◆ EXERCISE PROMPT
Write out each entry, exactly the way it appears.

◆ PROVIDED INFORMATION
================================
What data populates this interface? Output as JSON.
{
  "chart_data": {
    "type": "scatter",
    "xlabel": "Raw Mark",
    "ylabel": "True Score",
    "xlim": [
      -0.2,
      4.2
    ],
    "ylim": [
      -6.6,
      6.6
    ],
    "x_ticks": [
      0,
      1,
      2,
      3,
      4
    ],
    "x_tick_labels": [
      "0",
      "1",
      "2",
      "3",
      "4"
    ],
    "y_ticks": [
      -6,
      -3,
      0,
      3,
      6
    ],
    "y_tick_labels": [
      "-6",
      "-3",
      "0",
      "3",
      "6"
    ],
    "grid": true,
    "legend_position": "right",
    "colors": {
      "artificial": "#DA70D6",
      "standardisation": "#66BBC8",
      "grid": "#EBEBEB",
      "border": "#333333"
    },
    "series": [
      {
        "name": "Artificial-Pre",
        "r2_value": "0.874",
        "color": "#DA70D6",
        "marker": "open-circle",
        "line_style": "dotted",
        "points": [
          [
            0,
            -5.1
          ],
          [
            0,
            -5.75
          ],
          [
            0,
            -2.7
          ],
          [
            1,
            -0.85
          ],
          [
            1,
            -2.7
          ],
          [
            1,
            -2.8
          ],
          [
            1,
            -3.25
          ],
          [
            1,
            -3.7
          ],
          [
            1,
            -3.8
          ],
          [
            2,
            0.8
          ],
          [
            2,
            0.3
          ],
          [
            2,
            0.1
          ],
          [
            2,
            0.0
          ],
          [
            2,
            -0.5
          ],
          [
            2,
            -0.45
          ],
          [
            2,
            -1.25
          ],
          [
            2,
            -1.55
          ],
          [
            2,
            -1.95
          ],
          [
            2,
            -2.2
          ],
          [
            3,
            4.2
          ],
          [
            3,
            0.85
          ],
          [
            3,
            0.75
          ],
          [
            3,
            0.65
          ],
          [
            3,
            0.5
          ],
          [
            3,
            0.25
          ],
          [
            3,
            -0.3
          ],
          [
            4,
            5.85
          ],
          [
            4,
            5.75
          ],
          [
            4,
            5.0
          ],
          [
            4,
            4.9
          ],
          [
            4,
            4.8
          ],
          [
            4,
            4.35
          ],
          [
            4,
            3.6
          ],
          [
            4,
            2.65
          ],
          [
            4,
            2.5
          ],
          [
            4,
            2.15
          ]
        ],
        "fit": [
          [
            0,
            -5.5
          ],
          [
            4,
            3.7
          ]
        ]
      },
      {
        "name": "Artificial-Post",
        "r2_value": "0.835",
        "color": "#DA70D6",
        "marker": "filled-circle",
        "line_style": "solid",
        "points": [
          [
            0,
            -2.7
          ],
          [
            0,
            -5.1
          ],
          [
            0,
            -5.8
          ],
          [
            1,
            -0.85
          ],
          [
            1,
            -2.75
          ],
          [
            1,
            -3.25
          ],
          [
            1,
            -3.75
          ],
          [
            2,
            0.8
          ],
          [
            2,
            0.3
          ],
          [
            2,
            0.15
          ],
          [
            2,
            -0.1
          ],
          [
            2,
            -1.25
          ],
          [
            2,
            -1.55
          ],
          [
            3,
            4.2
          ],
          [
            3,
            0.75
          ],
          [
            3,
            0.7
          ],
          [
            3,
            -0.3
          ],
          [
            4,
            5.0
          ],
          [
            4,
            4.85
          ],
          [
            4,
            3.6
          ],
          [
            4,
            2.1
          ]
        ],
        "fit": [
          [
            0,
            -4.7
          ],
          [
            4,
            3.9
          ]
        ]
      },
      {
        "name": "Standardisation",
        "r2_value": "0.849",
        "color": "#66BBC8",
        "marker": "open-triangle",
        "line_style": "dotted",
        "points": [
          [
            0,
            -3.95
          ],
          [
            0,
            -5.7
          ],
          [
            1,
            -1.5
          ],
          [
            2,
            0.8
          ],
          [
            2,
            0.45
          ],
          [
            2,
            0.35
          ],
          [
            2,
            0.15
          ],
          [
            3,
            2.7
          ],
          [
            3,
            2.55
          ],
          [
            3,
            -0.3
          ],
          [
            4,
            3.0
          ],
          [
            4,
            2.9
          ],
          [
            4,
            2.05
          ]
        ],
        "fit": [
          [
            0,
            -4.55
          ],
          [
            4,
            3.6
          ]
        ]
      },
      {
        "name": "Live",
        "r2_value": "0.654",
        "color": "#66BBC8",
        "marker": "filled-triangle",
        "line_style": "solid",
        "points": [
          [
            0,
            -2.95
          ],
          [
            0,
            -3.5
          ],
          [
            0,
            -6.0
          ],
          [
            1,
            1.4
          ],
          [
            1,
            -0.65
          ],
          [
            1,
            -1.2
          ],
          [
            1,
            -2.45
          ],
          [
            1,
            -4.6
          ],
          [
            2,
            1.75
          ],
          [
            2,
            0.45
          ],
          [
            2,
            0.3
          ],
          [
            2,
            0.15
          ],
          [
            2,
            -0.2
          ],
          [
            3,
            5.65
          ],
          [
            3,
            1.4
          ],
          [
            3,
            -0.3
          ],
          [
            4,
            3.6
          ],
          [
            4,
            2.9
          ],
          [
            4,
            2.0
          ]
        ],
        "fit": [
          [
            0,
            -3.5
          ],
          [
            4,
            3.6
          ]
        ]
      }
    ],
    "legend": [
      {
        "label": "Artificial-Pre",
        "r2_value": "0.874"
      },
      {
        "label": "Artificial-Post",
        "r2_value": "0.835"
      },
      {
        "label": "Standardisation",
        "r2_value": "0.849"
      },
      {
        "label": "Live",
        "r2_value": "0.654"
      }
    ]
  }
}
================================
◆ ANSWER TO THE EXERCISE
What data populates this interface? Output as JSON.
{
  "chart_data": {
    "type": "scatter",
    "xlabel": "Raw Mark",
    "ylabel": "True Score",
    "xlim": [
      -0.2,
      4.2
    ],
    "ylim": [
      -6.6,
      6.6
    ],
    "x_ticks": [
      0,
      1,
      2,
      3,
      4
    ],
    "x_tick_labels": [
      "0",
      "1",
      "2",
      "3",
      "4"
    ],
    "y_ticks": [
      -6,
      -3,
      0,
      3,
      6
    ],
    "y_tick_labels": [
      "-6",
      "-3",
      "0",
      "3",
      "6"
    ],
    "grid": true,
    "legend_position": "right",
    "colors": {
      "artificial": "#DA70D6",
      "standardisation": "#66BBC8",
      "grid": "#EBEBEB",
      "border": "#333333"
    },
    "series": [
      {
        "name": "Artificial-Pre",
        "r2_value": "0.874",
        "color": "#DA70D6",
        "marker": "open-circle",
        "line_style": "dotted",
        "points": [
          [
            0,
            -5.1
          ],
          [
            0,
            -5.75
          ],
          [
            0,
            -2.7
          ],
          [
            1,
            -0.85
          ],
          [
            1,
            -2.7
          ],
          [
            1,
            -2.8
          ],
          [
            1,
            -3.25
          ],
          [
            1,
            -3.7
          ],
          [
            1,
            -3.8
          ],
          [
            2,
            0.8
          ],
          [
            2,
            0.3
          ],
          [
            2,
            0.1
          ],
          [
            2,
            0.0
          ],
          [
            2,
            -0.5
          ],
          [
            2,
            -0.45
          ],
          [
            2,
            -1.25
          ],
          [
            2,
            -1.55
          ],
          [
            2,
            -1.95
          ],
          [
            2,
            -2.2
          ],
          [
            3,
            4.2
          ],
          [
            3,
            0.85
          ],
          [
            3,
            0.75
          ],
          [
            3,
            0.65
          ],
          [
            3,
            0.5
          ],
          [
            3,
            0.25
          ],
          [
            3,
            -0.3
          ],
          [
            4,
            5.85
          ],
          [
            4,
            5.75
          ],
          [
            4,
            5.0
          ],
          [
            4,
            4.9
          ],
          [
            4,
            4.8
          ],
          [
            4,
            4.35
          ],
          [
            4,
            3.6
          ],
          [
            4,
            2.65
          ],
          [
            4,
            2.5
          ],
          [
            4,
            2.15
          ]
        ],
        "fit": [
          [
            0,
            -5.5
          ],
          [
            4,
            3.7
          ]
        ]
      },
      {
        "name": "Artificial-Post",
        "r2_value": "0.835",
        "color": "#DA70D6",
        "marker": "filled-circle",
        "line_style": "solid",
        "points": [
          [
            0,
            -2.7
          ],
          [
            0,
            -5.1
          ],
          [
            0,
            -5.8
          ],
          [
            1,
            -0.85
          ],
          [
            1,
            -2.75
          ],
          [
            1,
            -3.25
          ],
          [
            1,
            -3.75
          ],
          [
            2,
            0.8
          ],
          [
            2,
            0.3
          ],
          [
            2,
            0.15
          ],
          [
            2,
            -0.1
          ],
          [
            2,
            -1.25
          ],
          [
            2,
            -1.55
          ],
          [
            3,
            4.2
          ],
          [
            3,
            0.75
          ],
          [
            3,
            0.7
          ],
          [
            3,
            -0.3
          ],
          [
            4,
            5.0
          ],
          [
            4,
            4.85
          ],
          [
            4,
            3.6
          ],
          [
            4,
            2.1
          ]
        ],
        "fit": [
          [
            0,
            -4.7
          ],
          [
            4,
            3.9
          ]
        ]
      },
      {
        "name": "Standardisation",
        "r2_value": "0.849",
        "color": "#66BBC8",
        "marker": "open-triangle",
        "line_style": "dotted",
        "points": [
          [
            0,
            -3.95
          ],
          [
            0,
            -5.7
          ],
          [
            1,
            -1.5
          ],
          [
            2,
            0.8
          ],
          [
            2,
            0.45
          ],
          [
            2,
            0.35
          ],
          [
            2,
            0.15
          ],
          [
            3,
            2.7
          ],
          [
            3,
            2.55
          ],
          [
            3,
            -0.3
          ],
          [
            4,
            3.0
          ],
          [
            4,
            2.9
          ],
          [
            4,
            2.05
          ]
        ],
        "fit": [
          [
            0,
            -4.55
          ],
          [
            4,
            3.6
          ]
        ]
      },
      {
        "name": "Live",
        "r2_value": "0.654",
        "color": "#66BBC8",
        "marker": "filled-triangle",
        "line_style": "solid",
        "points": [
          [
            0,
            -2.95
          ],
          [
            0,
            -3.5
          ],
          [
            0,
            -6.0
          ],
          [
            1,
            1.4
          ],
          [
            1,
            -0.65
          ],
          [
            1,
            -1.2
          ],
          [
            1,
            -2.45
          ],
          [
            1,
            -4.6
          ],
          [
            2,
            1.75
          ],
          [
            2,
            0.45
          ],
          [
            2,
            0.3
          ],
          [
            2,
            0.15
          ],
          [
            2,
            -0.2
          ],
          [
            3,
            5.65
          ],
          [
            3,
            1.4
          ],
          [
            3,
            -0.3
          ],
          [
            4,
            3.6
          ],
          [
            4,
            2.9
          ],
          [
            4,
            2.0
          ]
        ],
        "fit": [
          [
            0,
            -3.5
          ],
          [
            4,
            3.6
          ]
        ]
      }
    ],
    "legend": [
      {
        "label": "Artificial-Pre",
        "r2_value": "0.874"
      },
      {
        "label": "Artificial-Post",
        "r2_value": "0.835"
      },
      {
        "label": "Standardisation",
        "r2_value": "0.849"
      },
      {
        "label": "Live",
        "r2_value": "0.654"
      }
    ]
  }
}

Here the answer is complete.